#### Input ####

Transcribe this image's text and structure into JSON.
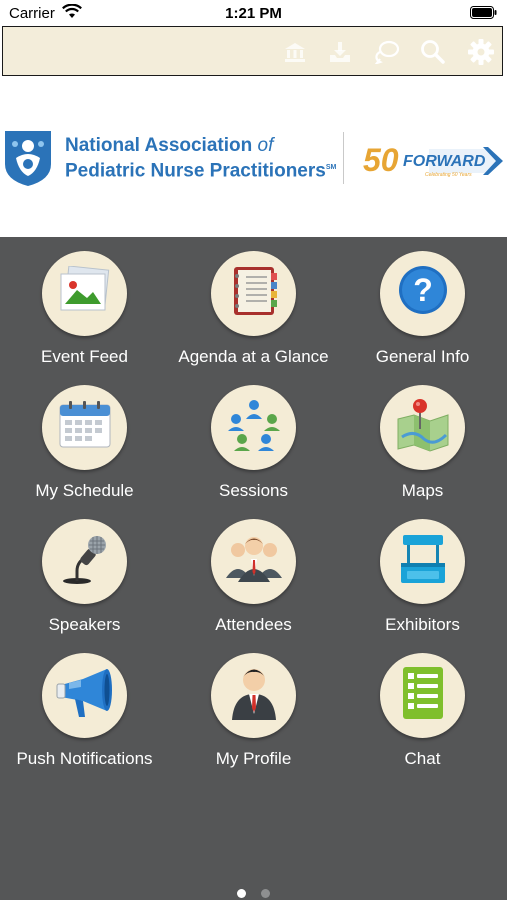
{
  "status_bar": {
    "carrier": "Carrier",
    "time": "1:21 PM"
  },
  "toolbar": {
    "icons": [
      "bank-icon",
      "inbox-tray-icon",
      "chat-bubble-icon",
      "search-icon",
      "gear-icon"
    ],
    "icon_color": "#ffffff"
  },
  "banner": {
    "org_line1_main": "National Association ",
    "org_line1_italic": "of",
    "org_line2": "Pediatric Nurse Practitioners",
    "org_line2_mark": "SM",
    "forward_number": "50",
    "forward_word": "FORWARD",
    "forward_tagline": "Celebrating 50 Years"
  },
  "menu": {
    "tiles": [
      {
        "label": "Event Feed",
        "icon": "photo-gallery-icon"
      },
      {
        "label": "Agenda at a Glance",
        "icon": "binder-icon"
      },
      {
        "label": "General Info",
        "icon": "question-mark-icon"
      },
      {
        "label": "My Schedule",
        "icon": "calendar-icon"
      },
      {
        "label": "Sessions",
        "icon": "people-circle-icon"
      },
      {
        "label": "Maps",
        "icon": "map-pin-icon"
      },
      {
        "label": "Speakers",
        "icon": "microphone-icon"
      },
      {
        "label": "Attendees",
        "icon": "attendees-group-icon"
      },
      {
        "label": "Exhibitors",
        "icon": "booth-kiosk-icon"
      },
      {
        "label": "Push Notifications",
        "icon": "megaphone-icon"
      },
      {
        "label": "My Profile",
        "icon": "profile-person-icon"
      },
      {
        "label": "Chat",
        "icon": "checklist-icon"
      }
    ]
  },
  "pagination": {
    "pages": 2,
    "current": 1
  },
  "colors": {
    "grid_background": "#555657",
    "toolbar_background": "#f3edda",
    "tile_circle": "#f4ecd6",
    "brand_blue": "#2b73b8",
    "forward_gold": "#e7a534"
  }
}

####

The exercise -> Output the records above exactly; leave out the pictures.

Solution to this task ->
Transcribe this image's text and structure into JSON.
{
  "status_bar": {
    "carrier": "Carrier",
    "time": "1:21 PM"
  },
  "toolbar": {
    "icons": [
      "bank-icon",
      "inbox-tray-icon",
      "chat-bubble-icon",
      "search-icon",
      "gear-icon"
    ],
    "icon_color": "#ffffff"
  },
  "banner": {
    "org_line1_main": "National Association ",
    "org_line1_italic": "of",
    "org_line2": "Pediatric Nurse Practitioners",
    "org_line2_mark": "SM",
    "forward_number": "50",
    "forward_word": "FORWARD",
    "forward_tagline": "Celebrating 50 Years"
  },
  "menu": {
    "tiles": [
      {
        "label": "Event Feed",
        "icon": "photo-gallery-icon"
      },
      {
        "label": "Agenda at a Glance",
        "icon": "binder-icon"
      },
      {
        "label": "General Info",
        "icon": "question-mark-icon"
      },
      {
        "label": "My Schedule",
        "icon": "calendar-icon"
      },
      {
        "label": "Sessions",
        "icon": "people-circle-icon"
      },
      {
        "label": "Maps",
        "icon": "map-pin-icon"
      },
      {
        "label": "Speakers",
        "icon": "microphone-icon"
      },
      {
        "label": "Attendees",
        "icon": "attendees-group-icon"
      },
      {
        "label": "Exhibitors",
        "icon": "booth-kiosk-icon"
      },
      {
        "label": "Push Notifications",
        "icon": "megaphone-icon"
      },
      {
        "label": "My Profile",
        "icon": "profile-person-icon"
      },
      {
        "label": "Chat",
        "icon": "checklist-icon"
      }
    ]
  },
  "pagination": {
    "pages": 2,
    "current": 1
  },
  "colors": {
    "grid_background": "#555657",
    "toolbar_background": "#f3edda",
    "tile_circle": "#f4ecd6",
    "brand_blue": "#2b73b8",
    "forward_gold": "#e7a534"
  }
}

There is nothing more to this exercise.